**Given records**
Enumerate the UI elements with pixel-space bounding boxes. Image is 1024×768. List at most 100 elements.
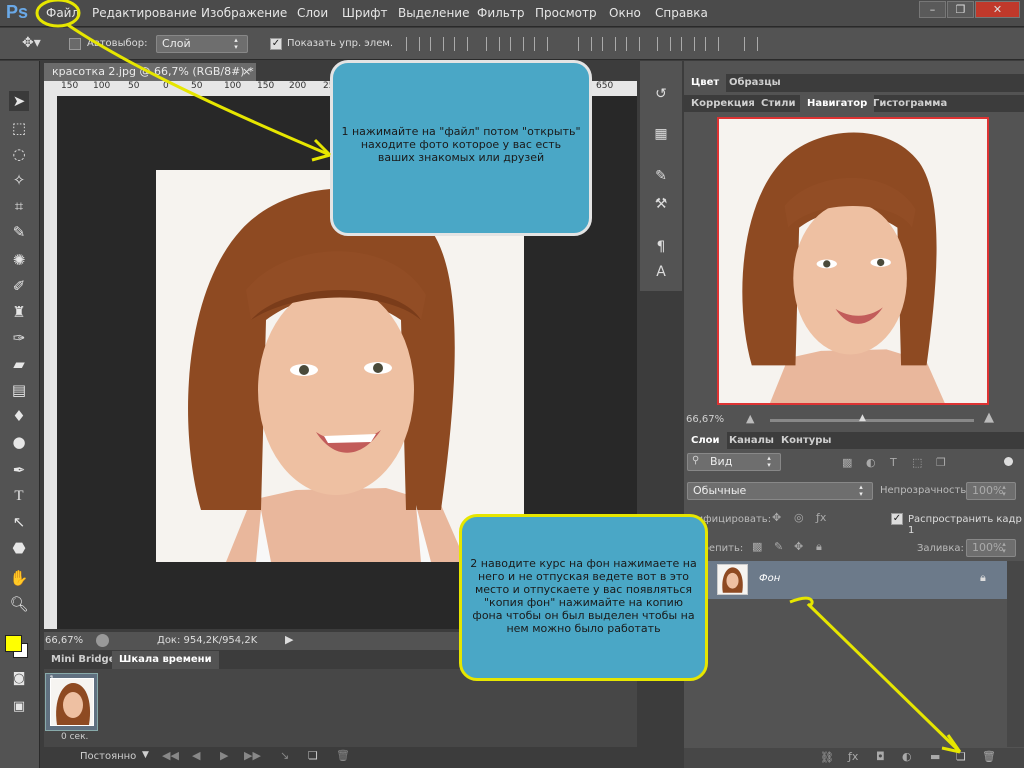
layer-filter-dropdown[interactable]: Вид <box>687 453 781 471</box>
show-controls-checkbox[interactable]: ✓ <box>270 38 282 50</box>
tab-mini-bridge[interactable]: Mini Bridge <box>44 651 123 669</box>
distribute-bottom-icon[interactable] <box>626 37 640 51</box>
layer-name[interactable]: Фон <box>759 573 780 584</box>
tab-timeline[interactable]: Шкала времени <box>112 651 219 669</box>
path-selection-icon[interactable]: ↖ <box>9 512 29 532</box>
align-right-icon[interactable] <box>534 37 548 51</box>
eyedropper-icon[interactable]: ✎ <box>9 222 29 242</box>
distribute-right-icon[interactable] <box>705 37 719 51</box>
restore-button[interactable]: ❐ <box>947 1 974 18</box>
close-button[interactable]: ✕ <box>975 1 1020 18</box>
align-bottom-icon[interactable] <box>454 37 468 51</box>
trash-icon[interactable]: 🗑︎ <box>336 749 350 762</box>
brush-preset-icon[interactable]: ✎ <box>650 168 672 190</box>
layer-row-background[interactable]: ◉ Фон 🔒︎ <box>684 561 1007 599</box>
fill-input[interactable]: 100% <box>966 539 1016 557</box>
lock-transparent-icon[interactable]: ▩ <box>752 540 762 553</box>
lock-position-icon[interactable]: ✥ <box>794 540 803 553</box>
type-tool-icon[interactable]: T <box>9 486 29 506</box>
pen-tool-icon[interactable]: ✒ <box>9 460 29 480</box>
align-hcenter-icon[interactable] <box>510 37 524 51</box>
tween-icon[interactable]: ↘ <box>280 749 289 762</box>
distribute-vcenter-icon[interactable] <box>602 37 616 51</box>
filter-adjustment-icon[interactable]: ◐ <box>866 456 876 469</box>
tab-channels[interactable]: Каналы <box>722 432 781 450</box>
eraser-tool-icon[interactable]: ▰ <box>9 354 29 374</box>
lock-pixels-icon[interactable]: ✎ <box>774 540 783 553</box>
layers-scrollbar[interactable] <box>1007 561 1024 747</box>
blur-tool-icon[interactable]: ♦ <box>9 406 29 426</box>
tab-adjustments[interactable]: Коррекция <box>684 95 762 113</box>
auto-align-icon[interactable] <box>744 37 758 51</box>
hand-tool-icon[interactable]: ✋ <box>9 568 29 588</box>
tab-swatches[interactable]: Образцы <box>722 74 788 92</box>
timeline-frame[interactable]: 1 <box>45 673 98 731</box>
delete-layer-icon[interactable]: 🗑︎ <box>982 750 996 763</box>
blend-mode-dropdown[interactable]: Обычные <box>687 482 873 500</box>
character-icon[interactable]: ¶ <box>650 239 672 261</box>
clone-stamp-icon[interactable]: ♜ <box>9 302 29 322</box>
next-frame-icon[interactable]: ▶▶ <box>244 749 261 762</box>
navigator-zoom-slider[interactable] <box>770 419 974 422</box>
lock-all-icon[interactable]: 🔒︎ <box>816 540 822 554</box>
minimize-button[interactable]: – <box>919 1 946 18</box>
tool-preset-icon[interactable]: ⚒ <box>650 196 672 218</box>
zoom-out-icon[interactable]: ▲ <box>746 412 754 425</box>
tab-navigator[interactable]: Навигатор <box>800 95 875 113</box>
document-tab[interactable]: красотка 2.jpg @ 66,7% (RGB/8#) * × <box>44 63 256 81</box>
distribute-hcenter-icon[interactable] <box>681 37 695 51</box>
filter-type-icon[interactable]: T <box>890 456 897 469</box>
close-icon[interactable]: × <box>242 63 251 81</box>
zoom-in-icon[interactable]: ▲ <box>984 410 994 425</box>
tab-color[interactable]: Цвет <box>684 74 727 92</box>
move-tool-icon[interactable]: ➤ <box>9 91 29 111</box>
distribute-left-icon[interactable] <box>657 37 671 51</box>
new-layer-icon[interactable]: ❏ <box>956 750 966 763</box>
navigator-zoom[interactable]: 66,67% <box>686 414 724 425</box>
filter-toggle[interactable] <box>1004 457 1013 466</box>
menu-image[interactable]: Изображение <box>201 6 287 20</box>
filter-shape-icon[interactable]: ⬚ <box>912 456 922 469</box>
unify-position-icon[interactable]: ✥ <box>772 511 781 524</box>
unify-visibility-icon[interactable]: ◎ <box>794 511 804 524</box>
align-left-icon[interactable] <box>486 37 500 51</box>
paragraph-icon[interactable]: A <box>650 264 672 286</box>
first-frame-icon[interactable]: ◀◀ <box>162 749 179 762</box>
menu-file[interactable]: Файл <box>46 6 79 20</box>
group-folder-icon[interactable]: ▬ <box>930 750 940 763</box>
dodge-tool-icon[interactable]: ● <box>9 432 29 452</box>
autoselect-checkbox[interactable] <box>69 38 81 50</box>
opacity-input[interactable]: 100% <box>966 482 1016 500</box>
align-top-icon[interactable] <box>406 37 420 51</box>
play-icon[interactable]: ▶ <box>220 749 228 762</box>
magic-wand-icon[interactable]: ✧ <box>9 170 29 190</box>
status-menu-arrow-icon[interactable]: ▶ <box>285 633 293 646</box>
chevron-down-icon[interactable]: ▼ <box>142 750 149 760</box>
shape-tool-icon[interactable]: ⬣ <box>9 538 29 558</box>
zoom-readout[interactable]: 66,67% <box>45 635 83 646</box>
menu-filter[interactable]: Фильтр <box>477 6 524 20</box>
menu-window[interactable]: Окно <box>609 6 641 20</box>
brush-tool-icon[interactable]: ✐ <box>9 276 29 296</box>
menu-select[interactable]: Выделение <box>398 6 469 20</box>
history-brush-icon[interactable]: ✑ <box>9 328 29 348</box>
propagate-checkbox[interactable]: ✓ <box>891 513 903 525</box>
lasso-tool-icon[interactable]: ◌ <box>9 144 29 164</box>
adjustment-layer-icon[interactable]: ◐ <box>902 750 912 763</box>
menu-edit[interactable]: Редактирование <box>92 6 197 20</box>
history-icon[interactable]: ↺ <box>650 86 672 108</box>
link-layers-icon[interactable]: ⛓ <box>820 751 834 764</box>
loop-dropdown[interactable]: Постоянно <box>80 751 136 762</box>
menu-help[interactable]: Справка <box>655 6 708 20</box>
actions-icon[interactable]: ▦ <box>650 126 672 148</box>
autoselect-dropdown[interactable]: Слой <box>156 35 248 53</box>
quick-mask-icon[interactable]: ◙ <box>9 669 29 689</box>
distribute-top-icon[interactable] <box>578 37 592 51</box>
fx-icon[interactable]: ƒx <box>848 750 858 763</box>
menu-view[interactable]: Просмотр <box>535 6 597 20</box>
prev-frame-icon[interactable]: ◀ <box>192 749 200 762</box>
filter-smart-icon[interactable]: ❐ <box>936 456 946 469</box>
menu-layers[interactable]: Слои <box>297 6 328 20</box>
tab-styles[interactable]: Стили <box>754 95 802 113</box>
crop-tool-icon[interactable]: ⌗ <box>9 196 29 216</box>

**What the exercise asks**
Return the lines of the data exactly, beginning with the line containing "layer-filter-dropdown[interactable]: Вид <box>687" and continuing through the line containing "tab-mini-bridge[interactable]: Mini Bridge".

**Written solution**
layer-filter-dropdown[interactable]: Вид <box>687 453 781 471</box>
show-controls-checkbox[interactable]: ✓ <box>270 38 282 50</box>
tab-mini-bridge[interactable]: Mini Bridge <box>44 651 123 669</box>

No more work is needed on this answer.